* _WHAT NEEDS TO BE DONE_
Repeat the entries below exactly as they appear, with no pictures.

── RECORDS SHOWN

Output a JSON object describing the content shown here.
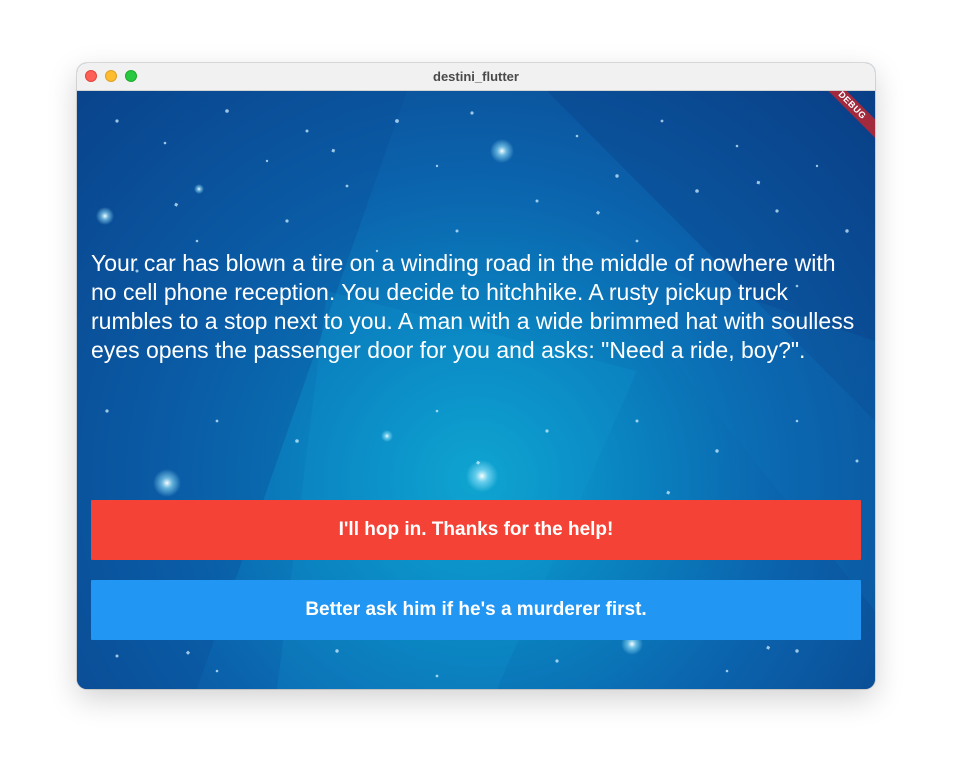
{
  "window": {
    "title": "destini_flutter",
    "controls": [
      "close",
      "minimize",
      "zoom"
    ]
  },
  "debug_banner": "DEBUG",
  "story": {
    "text": "Your car has blown a tire on a winding road in the middle of nowhere with no cell phone reception. You decide to hitchhike. A rusty pickup truck rumbles to a stop next to you. A man with a wide brimmed hat with soulless eyes opens the passenger door for you and asks: \"Need a ride, boy?\"."
  },
  "choices": {
    "choice1": {
      "label": "I'll hop in. Thanks for the help!",
      "color": "#f44336"
    },
    "choice2": {
      "label": "Better ask him if he's a murderer first.",
      "color": "#2196f3"
    }
  },
  "colors": {
    "background_center": "#0fa6cf",
    "background_edge": "#0a3f86",
    "debug_ribbon": "#a3293d"
  }
}
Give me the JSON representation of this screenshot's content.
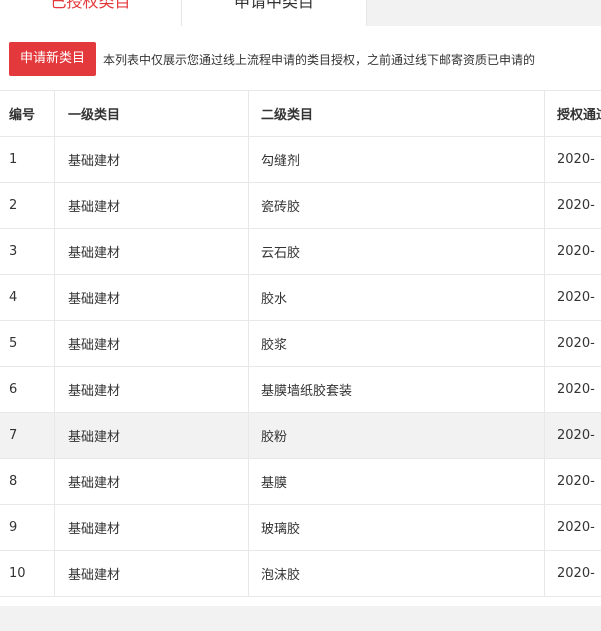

────

* _TASK OUTPUT_
Output a JSON object describing the content shown here.
{
  "window": {
    "title": "destini_flutter",
    "controls": [
      "close",
      "minimize",
      "zoom"
    ]
  },
  "debug_banner": "DEBUG",
  "story": {
    "text": "Your car has blown a tire on a winding road in the middle of nowhere with no cell phone reception. You decide to hitchhike. A rusty pickup truck rumbles to a stop next to you. A man with a wide brimmed hat with soulless eyes opens the passenger door for you and asks: \"Need a ride, boy?\"."
  },
  "choices": {
    "choice1": {
      "label": "I'll hop in. Thanks for the help!",
      "color": "#f44336"
    },
    "choice2": {
      "label": "Better ask him if he's a murderer first.",
      "color": "#2196f3"
    }
  },
  "colors": {
    "background_center": "#0fa6cf",
    "background_edge": "#0a3f86",
    "debug_ribbon": "#a3293d"
  }
}
Give me the JSON representation of this screenshot's content.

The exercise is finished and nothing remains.